━━━ ФРАГМЕНТ ТЕКСТА
Не было никакого смысла пытаться двигаться на танке и дальше, до Эльбы вполне можно было дойти и пешим ходом, горючее практически закончилось, а двигатель грозил вот-вот загореться от перегрева.
Мы загнали наш старый танк еще дальше в болото, понимая, что ему пришел конец, и не желая, чтобы он попал в другие руки, будь то русские, американские или даже немецкие. Дождавшись, когда раненые и штатские беженцы спустятся с брони, мы поставили нашу верную боевую машину на вторую передачу и провели ее еще на несколько метров вперед, пока она не вышла на участок воды, окруженный камышами. Тут она начала погружаться под собственным весом, а мы спрыгнули на берег и смотрели на ее гибель.
Первым перестал работать двигатель, потом, выбросив в воздух нагретые газы, погрузилась лобовая плита, длинный ствол башенного орудия стал заполняться болотной водой. Командирская башенка, из которой я столько видел и из которой отдал так много команд в горячке боев, тоже постепенно заполнялась застойной водой и наконец исчезла под ее поверхностью. Булькнули несколько последних пузырьков воздуха и выхлопных газов. Я молча стоял, глядя, как зеленая ряска затягивает поверхность водоема, и, когда она снова стала неподвижной, повернулся к своему экипажу. Все вместе мы двинулись во главе нашей маленькой колонны по забитой другими пешеходами дороге к берегам великой реки Эльба.
Все подходы к реке были запружены людьми всех типов: гражданскими, безоружными военными, отдельными воинскими подразделениями, сохранившими свое оружие. Среди последних были видны эсэсовцы из танкового корпуса, которые, подойдя сюда раньше нас, протолкались сквозь ряды людей, расчистив себе путь прикладами автоматов. Поверх голов тысяч людей, пытающихся спуститься вниз, я мог видеть поверхность реки, текущей внизу у подошвы склона. Вода в ней казалась черной, а ширина реки в этом месте составляла около двухсот метров. Берега реки здесь соединял один-единственный мост, другие мосты южнее и севернее были взорваны еще в апреле, чтобы предотвратить переход американцев через реку. Мост был довольно узок, в его конструкции сочетались сталь и дерево, а когда мы приблизились к склону берега, я понял, почему здесь собралось так много людей, ожидающих своей очереди переправиться на другой берег: мост был взорван в центре, так что люди могли перебираться по нему к американцам только тоненькой цепочкой и очень медленно.
Американский берег реки выглядел совершенно пустынным; там не было ни танков, ни орудийных позиций, и я не смог разглядеть ни единого американского солдата. Я разговорился с лейтенантом-артиллеристом, оказавшимся в толпе рядом со мной, и он поведал мне, что американцы отвели свои войска на несколько километров западнее берега реки.
– Они не хотят конфликтовать с русскими, – сказал он, пожав плечами. – Но посмотрите только на всю эту толпу. Здесь около пятидесяти или шестидесяти тысяч человек. Позволят ли только американцы всем нам перебраться к ним?
━━━━━━
:: ЗАДАНИЕ ::
Перепишите без изменений часть фрагмента о пути к Эльбе от слов «Не было никакого» до слов «на ее гибель.».
━━━ СПИСОК
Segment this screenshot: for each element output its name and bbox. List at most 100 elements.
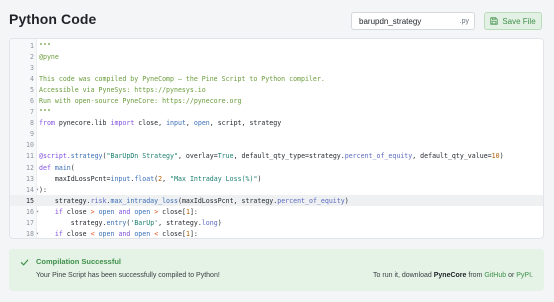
- code-token: , overlay=: [177, 152, 218, 161]
- code-token: and: [118, 230, 135, 239]
- code-token: """: [39, 108, 51, 117]
- line-number: 6: [30, 97, 34, 106]
- code-token: if: [39, 207, 67, 216]
- line-number: 18 ▾: [26, 230, 39, 239]
- code-line[interactable]: 9: [10, 129, 543, 140]
- fold-chevron-icon[interactable]: ▾: [36, 187, 39, 193]
- code-token: entry: [106, 219, 127, 228]
- code-token: risk: [90, 196, 107, 205]
- code-token: if: [39, 230, 67, 239]
- code-token: , default_qty_type=strategy.: [233, 152, 345, 161]
- code-line[interactable]: 3: [10, 62, 543, 73]
- code-line[interactable]: 7 """: [10, 107, 543, 118]
- code-token: open: [98, 230, 119, 239]
- code-text: @script.strategy("BarUpDn Strategy", ove…: [37, 152, 504, 160]
- code-token: @script.: [39, 152, 71, 161]
- code-token: def: [39, 163, 55, 172]
- code-token: ):: [39, 185, 47, 194]
- code-token: <: [90, 230, 99, 239]
- code-token: maxIdLossPcnt=: [39, 174, 111, 183]
- code-token: "BarUpDn Strategy": [106, 152, 178, 161]
- check-icon: [20, 259, 29, 266]
- filename-field[interactable]: .py: [351, 12, 475, 30]
- code-token: open: [98, 207, 119, 216]
- run-prefix: To run it, download: [373, 272, 434, 279]
- line-number: 14 ▾: [26, 185, 39, 194]
- code-line[interactable]: 11 @script.strategy("BarUpDn Strategy", o…: [10, 151, 543, 162]
- save-file-button[interactable]: Save File: [484, 12, 542, 30]
- code-token: open: [134, 230, 155, 239]
- code-token: close[: [162, 230, 186, 239]
- code-text: strategy.entry('BarUp', strategy.long): [37, 219, 222, 227]
- code-line[interactable]: 13 maxIdLossPcnt=input.float(2, "Max Int…: [10, 173, 543, 184]
- compilation-status-banner: Compilation Successful Your Pine Script …: [9, 249, 544, 291]
- code-token: long: [201, 219, 218, 228]
- product-name: PyneCore: [433, 272, 467, 279]
- line-number: 2: [30, 52, 34, 61]
- code-line[interactable]: 16 ▾ if close > open and open > close[1]:: [10, 206, 543, 217]
- code-token: ]:: [189, 207, 198, 216]
- github-link[interactable]: GitHub: [484, 272, 506, 279]
- line-number: 10: [26, 141, 34, 150]
- code-line[interactable]: 18 ▾ if close < open and open < close[1]:: [10, 229, 543, 239]
- code-line[interactable]: 6 Run with open-source PyneCore: https://…: [10, 95, 543, 106]
- code-token: , strategy.: [158, 219, 202, 228]
- run-or: or: [506, 272, 517, 279]
- code-text: from pynecore.lib import close, input, o…: [37, 119, 281, 127]
- code-token: strategy: [70, 152, 103, 161]
- code-token: >: [90, 207, 99, 216]
- pypi-link[interactable]: PyPI: [516, 272, 531, 279]
- line-number: 4: [30, 74, 34, 83]
- code-token: ): [217, 219, 222, 228]
- code-token: float: [134, 174, 155, 183]
- code-token: close: [66, 207, 91, 216]
- line-number: 1: [30, 41, 34, 50]
- code-line[interactable]: 10: [10, 140, 543, 151]
- code-line[interactable]: 2 @pyne: [10, 51, 543, 62]
- code-token: (: [70, 163, 75, 172]
- filename-input[interactable]: [359, 16, 459, 26]
- line-number: 9: [30, 130, 34, 139]
- fold-chevron-icon[interactable]: ▾: [36, 231, 39, 237]
- line-number: 17: [26, 219, 34, 228]
- line-number: 16 ▾: [26, 207, 39, 216]
- code-line[interactable]: 1 """: [10, 40, 543, 51]
- code-token: max_intraday_loss: [110, 196, 178, 205]
- fold-chevron-icon[interactable]: ▾: [36, 209, 39, 215]
- code-token: ]:: [189, 230, 198, 239]
- line-number: 11: [26, 152, 34, 161]
- run-instructions: To run it, download PyneCore from GitHub…: [373, 272, 533, 279]
- code-line[interactable]: 12 def main(: [10, 162, 543, 173]
- code-token: strategy.: [39, 219, 107, 228]
- code-line[interactable]: 5 Accessible via PyneSys: https://pynesys…: [10, 84, 543, 95]
- page-title: Python Code: [9, 11, 97, 27]
- code-token: ): [257, 174, 262, 183]
- code-line[interactable]: 14 ▾):: [10, 184, 543, 195]
- code-token: main: [54, 163, 71, 172]
- code-line[interactable]: 8 from pynecore.lib import close, input, …: [10, 118, 543, 129]
- code-token: ,: [185, 119, 194, 128]
- code-line[interactable]: 4 This code was compiled by PyneComp — th…: [10, 73, 543, 84]
- line-number: 15: [26, 196, 34, 205]
- code-token: ): [499, 152, 504, 161]
- line-number: 8: [30, 119, 34, 128]
- code-text: maxIdLossPcnt=input.float(2, "Max Intrad…: [37, 174, 262, 183]
- code-text: This code was compiled by PyneComp — the…: [37, 75, 325, 83]
- code-token: percent_of_equity: [277, 196, 345, 205]
- code-editor[interactable]: 1 """ 2 @pyne 3 4 This code was compiled by Py…: [9, 38, 544, 239]
- code-text: if close < open and open < close[1]:: [37, 230, 198, 238]
- code-token: input: [110, 174, 131, 183]
- status-title: Compilation Successful: [36, 257, 122, 266]
- code-line[interactable]: 17 strategy.entry('BarUp', strategy.long…: [10, 218, 543, 229]
- code-token: <: [154, 230, 163, 239]
- line-number: 3: [30, 63, 34, 72]
- file-extension-label: .py: [459, 17, 469, 25]
- save-icon: [490, 17, 498, 25]
- line-number: 5: [30, 85, 34, 94]
- code-token: strategy.: [39, 196, 91, 205]
- code-line[interactable]: 15 strategy.risk.max_intraday_loss(maxId…: [10, 195, 543, 207]
- code-token: open: [134, 207, 155, 216]
- code-text: """: [37, 108, 51, 116]
- code-token: @pyne: [39, 52, 59, 61]
- code-token: 'BarUp': [130, 219, 159, 228]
━━━━━━
:: РЕЗУЛЬТАТ ВЫПОЛНЕНИЯ ::
Не было никакого смысла пытаться двигаться на танке и дальше, до Эльбы вполне можно было дойти и пешим ходом, горючее практически закончилось, а двигатель грозил вот-вот загореться от перегрева.
Мы загнали наш старый танк еще дальше в болото, понимая, что ему пришел конец, и не желая, чтобы он попал в другие руки, будь то русские, американские или даже немецкие. Дождавшись, когда раненые и штатские беженцы спустятся с брони, мы поставили нашу верную боевую машину на вторую передачу и провели ее еще на несколько метров вперед, пока она не вышла на участок воды, окруженный камышами. Тут она начала погружаться под собственным весом, а мы спрыгнули на берег и смотрели на ее гибель.